In his appellant's opening brief, defendant argued there was insufficient evidence to support his conviction for criminal threats. After we issued an opinion affirming the judgment, defendant filed a petition for rehearing arguing that he is entitled to the benefit of Senate Bill No. 1393 (2017-2018 Reg. Sess.) (Senate Bill 1393), which went into effect on January 1, 2019. Senate Bill 1393 amends Penal Code sections 1385 and 667, subdivision (a),[1] granting trial courts discretion to dismiss or strike a prior serious felony conviction allegation. We granted the petition for rehearing, vacated our opinion, and considered the supplemental arguments made by the parties. The People agree that the matter should be remanded to allow the trial court to consider whether to exercise its new discretion.
We conclude defendant’s claim of insufficient evidence lacks merit, and we will affirm the judgment of conviction. But we will remand the matter to allow the trial court to consider whether to exercise its discretion under sections 1385 and 667, subdivision (a) to strike or dismiss the prior serious felony conviction enhancement.
BACKGROUND
Defendant and the victim started dating when they were in high school. They married in 2007, and in June 2016 they were living together with their two children.
On June 8, 2016, defendant and the victim had a fight at their apartment. A neighbor called 911 to report the fighting and stated she heard a threat about a shooting. The victim called her sister Cortney and asked to be picked up. When Cortney arrived, the victim was really upset. Defendant and the victim were yelling and arguing, the victim’s voice was gone, and she was crying. The victim went with the children to Cortney’s car and Cortney called the police. Cortney also called another sister, Christie, to come get the children. When Christie arrived, the victim and her older child were crying. Christie left with the children.
Cortney and the victim waited in Cortney’s car for law enforcement. At trial, Cortney testified defendant approached her car and she did not hear him make any threats. But in a 911 call she said defendant was screaming, acting crazy, and trying to pull the victim out of the car. She reported him saying that he was going to kill the victim and the children. She told the dispatcher they would meet law enforcement at a nearby Safeway.
When law enforcement arrived at the Safeway, Cortney told Officer Michelle Cranford that when she arrived at the apartment, defendant said, “I’m going to fuck you all up,” “I’m going to kill you and I’ll kick your ass.” She added that while Cortney and the victim waited outside the apartment for law enforcement, defendant walked toward the car with a crazy look in his eyes and screamed that he was going to kill them.
Officer Cranford eventually spoke with the couple’s son, who said he had seen defendant punch the victim in the face or stomach and throw her on the ground. When he told defendant to stop, defendant would hit him and sometimes pick him up by the throat. The son said, “My mom always gets bruises or bleeds when he punches her in the face or stomach. I tell him to stop. Then he hits me. He usually will punch me in my face or in my stomach.” He reported both he and the victim were afraid of defendant. He also reported defendant had threatened to kill them all, saying he would shoot them or break their jaws if they tried to call for help.
Officer Liesl Marin interviewed the victim, who was sobbing. Officer Adeline Lustig photographed the victim’s injuries. The victim reported defendant had slapped her in the ear and punched her in the face. She said she got bruising from defendant hitting, punching, and kicking her. The victim reported defendant had been physical with her in the past, usually just pushing and shoving her. In the last week, when he started using methamphetamine, he got more violent.

**Written instruction A**
Extract every row that contains the string "title".
The rows below have no connection to the court opinion excerpt.

**Record list**
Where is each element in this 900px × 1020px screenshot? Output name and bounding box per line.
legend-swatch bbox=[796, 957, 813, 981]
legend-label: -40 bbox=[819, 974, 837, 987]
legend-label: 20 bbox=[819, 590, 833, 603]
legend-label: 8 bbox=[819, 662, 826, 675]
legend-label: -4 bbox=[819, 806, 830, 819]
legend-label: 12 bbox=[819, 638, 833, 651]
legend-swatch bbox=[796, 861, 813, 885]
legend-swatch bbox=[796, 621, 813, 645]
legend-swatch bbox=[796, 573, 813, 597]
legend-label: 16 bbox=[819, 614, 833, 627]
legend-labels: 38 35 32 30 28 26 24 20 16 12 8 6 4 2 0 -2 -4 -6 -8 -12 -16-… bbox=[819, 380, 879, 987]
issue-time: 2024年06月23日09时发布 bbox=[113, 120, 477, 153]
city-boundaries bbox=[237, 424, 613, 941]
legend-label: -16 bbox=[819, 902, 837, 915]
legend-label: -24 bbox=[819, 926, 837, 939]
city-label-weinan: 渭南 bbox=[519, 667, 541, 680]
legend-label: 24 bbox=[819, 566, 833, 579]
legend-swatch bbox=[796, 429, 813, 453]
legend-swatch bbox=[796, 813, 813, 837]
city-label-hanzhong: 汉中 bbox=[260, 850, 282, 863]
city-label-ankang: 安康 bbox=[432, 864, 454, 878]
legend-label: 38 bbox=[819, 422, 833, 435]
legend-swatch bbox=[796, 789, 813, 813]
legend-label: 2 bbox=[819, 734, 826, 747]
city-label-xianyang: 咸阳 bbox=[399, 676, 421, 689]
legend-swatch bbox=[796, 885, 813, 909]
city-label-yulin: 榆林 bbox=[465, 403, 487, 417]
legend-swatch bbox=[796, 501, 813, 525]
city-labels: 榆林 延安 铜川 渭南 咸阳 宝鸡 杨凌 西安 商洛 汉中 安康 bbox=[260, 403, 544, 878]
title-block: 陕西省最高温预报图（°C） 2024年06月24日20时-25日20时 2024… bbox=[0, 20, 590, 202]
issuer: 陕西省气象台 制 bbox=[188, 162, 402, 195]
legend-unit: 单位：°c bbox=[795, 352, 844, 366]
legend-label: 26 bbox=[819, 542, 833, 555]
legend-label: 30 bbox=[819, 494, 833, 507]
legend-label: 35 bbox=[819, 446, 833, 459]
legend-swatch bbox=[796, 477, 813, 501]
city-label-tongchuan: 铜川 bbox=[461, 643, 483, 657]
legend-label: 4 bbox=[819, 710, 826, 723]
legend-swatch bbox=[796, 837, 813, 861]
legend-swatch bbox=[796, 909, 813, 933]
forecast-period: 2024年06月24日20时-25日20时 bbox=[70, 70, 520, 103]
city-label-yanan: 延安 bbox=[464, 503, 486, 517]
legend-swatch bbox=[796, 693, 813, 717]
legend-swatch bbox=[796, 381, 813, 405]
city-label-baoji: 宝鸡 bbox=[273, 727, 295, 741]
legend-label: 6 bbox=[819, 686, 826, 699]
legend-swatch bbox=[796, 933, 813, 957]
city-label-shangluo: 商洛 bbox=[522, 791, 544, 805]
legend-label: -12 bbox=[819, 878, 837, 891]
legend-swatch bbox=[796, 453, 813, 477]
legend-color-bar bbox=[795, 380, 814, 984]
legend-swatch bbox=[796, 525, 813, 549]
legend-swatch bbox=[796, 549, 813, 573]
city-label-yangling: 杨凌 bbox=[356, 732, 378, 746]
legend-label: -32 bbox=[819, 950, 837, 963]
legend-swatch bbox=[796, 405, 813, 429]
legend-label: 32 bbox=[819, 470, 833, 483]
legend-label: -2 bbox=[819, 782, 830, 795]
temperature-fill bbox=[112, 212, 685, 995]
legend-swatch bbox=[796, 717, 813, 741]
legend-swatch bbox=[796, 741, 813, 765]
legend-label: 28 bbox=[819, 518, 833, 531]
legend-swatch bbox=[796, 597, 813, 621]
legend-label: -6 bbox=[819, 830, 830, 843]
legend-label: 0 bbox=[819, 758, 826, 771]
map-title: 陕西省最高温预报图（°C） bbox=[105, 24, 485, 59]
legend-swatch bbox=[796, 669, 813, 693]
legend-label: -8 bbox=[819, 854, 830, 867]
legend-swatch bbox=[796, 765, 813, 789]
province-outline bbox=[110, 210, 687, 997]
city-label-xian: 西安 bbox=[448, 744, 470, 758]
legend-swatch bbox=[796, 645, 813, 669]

**Written instruction B**
According to the court opinion excerpt, on what date did Senate Bill 1393 go into effect?

**Response A**
title-block: 陕西省最高温预报图（°C） 2024年06月24日20时-25日20时 2024… bbox=[0, 20, 590, 202]
map-title: 陕西省最高温预报图（°C） bbox=[105, 24, 485, 59]

**Response B**
January 1, 2019.